**TASK PROMPT**
Whenever a line below holds the word "name", copy that line.

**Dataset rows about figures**
******************************

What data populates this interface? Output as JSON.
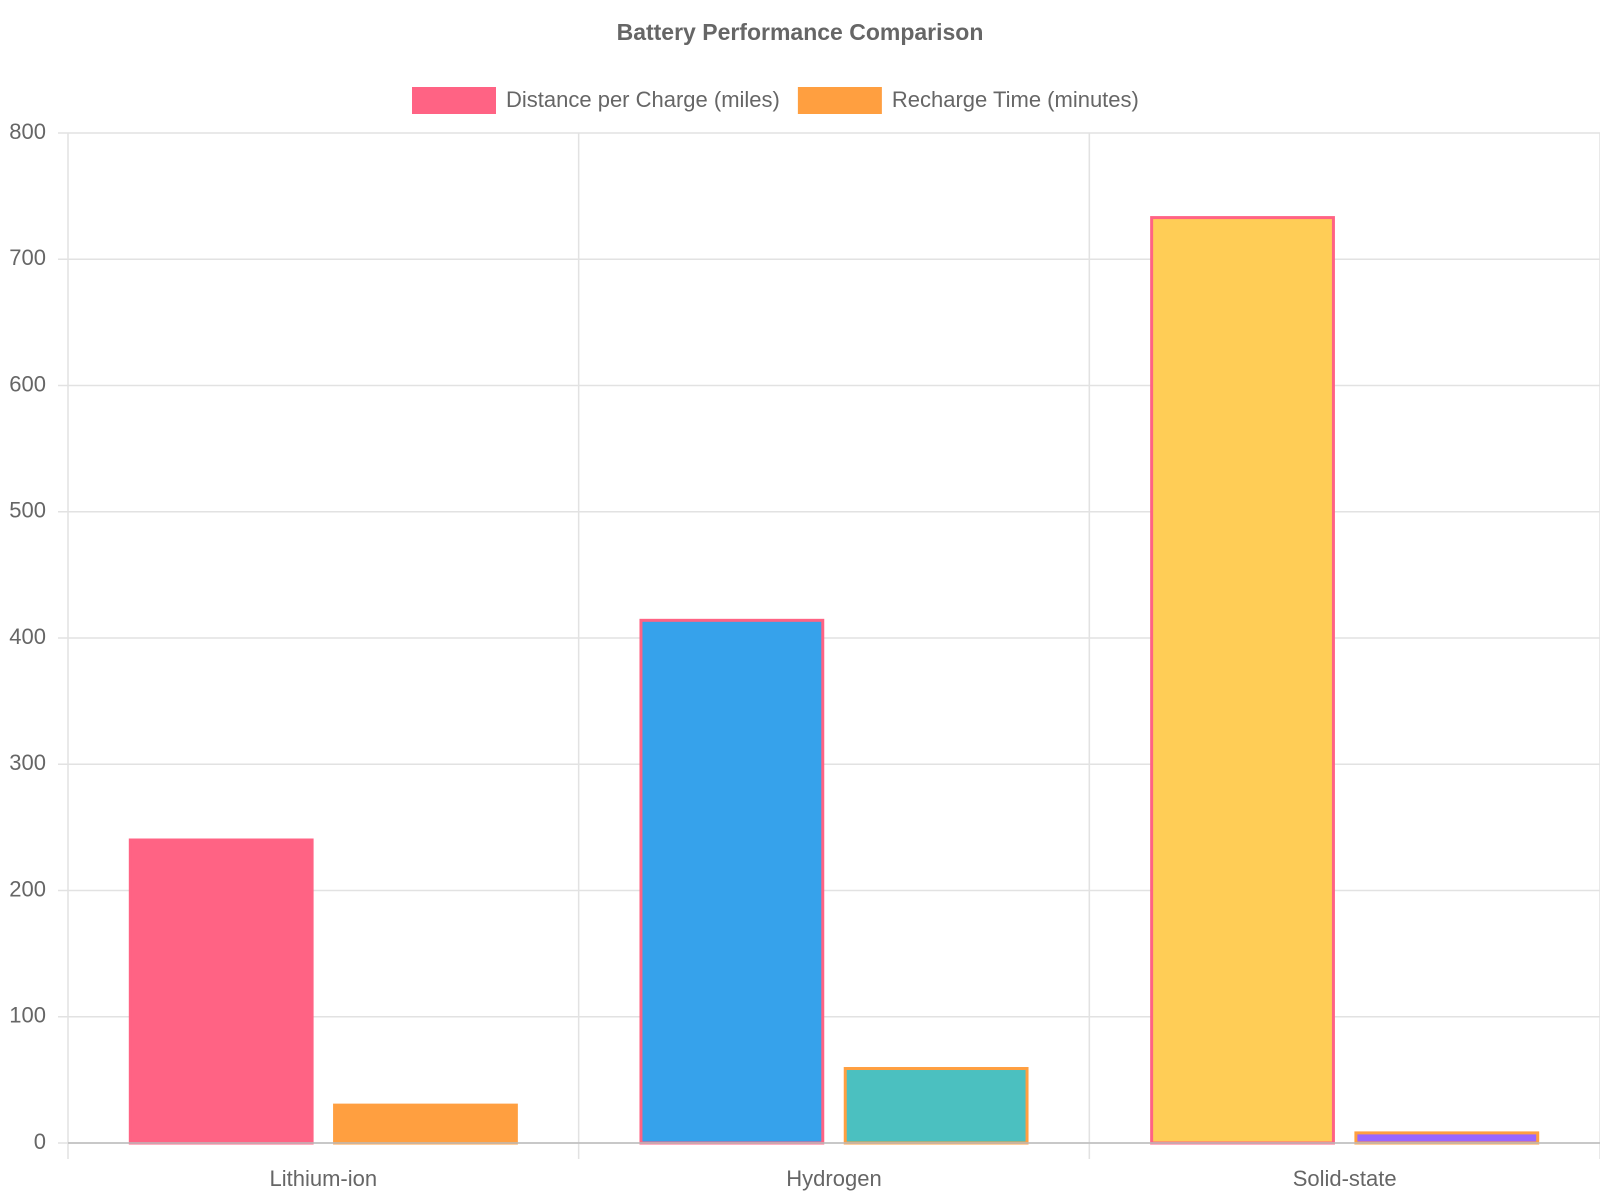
{
  "chart_data": {
    "type": "bar",
    "title": "Battery Performance Comparison",
    "categories": [
      "Lithium-ion",
      "Hydrogen",
      "Solid-state"
    ],
    "series": [
      {
        "name": "Distance per Charge (miles)",
        "color": [
          "#ff6384",
          "#36a2eb",
          "#ffcd56"
        ],
        "border_color": "#ff6384",
        "values": [
          240,
          414,
          733
        ]
      },
      {
        "name": "Recharge Time (minutes)",
        "color": [
          "#ff9f40",
          "#4bc0c0",
          "#9966ff"
        ],
        "border_color": "#ff9f40",
        "values": [
          30,
          59,
          8
        ]
      }
    ],
    "ylim": [
      0,
      800
    ],
    "yticks": [
      0,
      100,
      200,
      300,
      400,
      500,
      600,
      700,
      800
    ],
    "grid": true,
    "legend": "top"
  }
}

******************************

**RIGHT ANSWER**
        "name": "Distance per Charge (miles)",
        "name": "Recharge Time (minutes)",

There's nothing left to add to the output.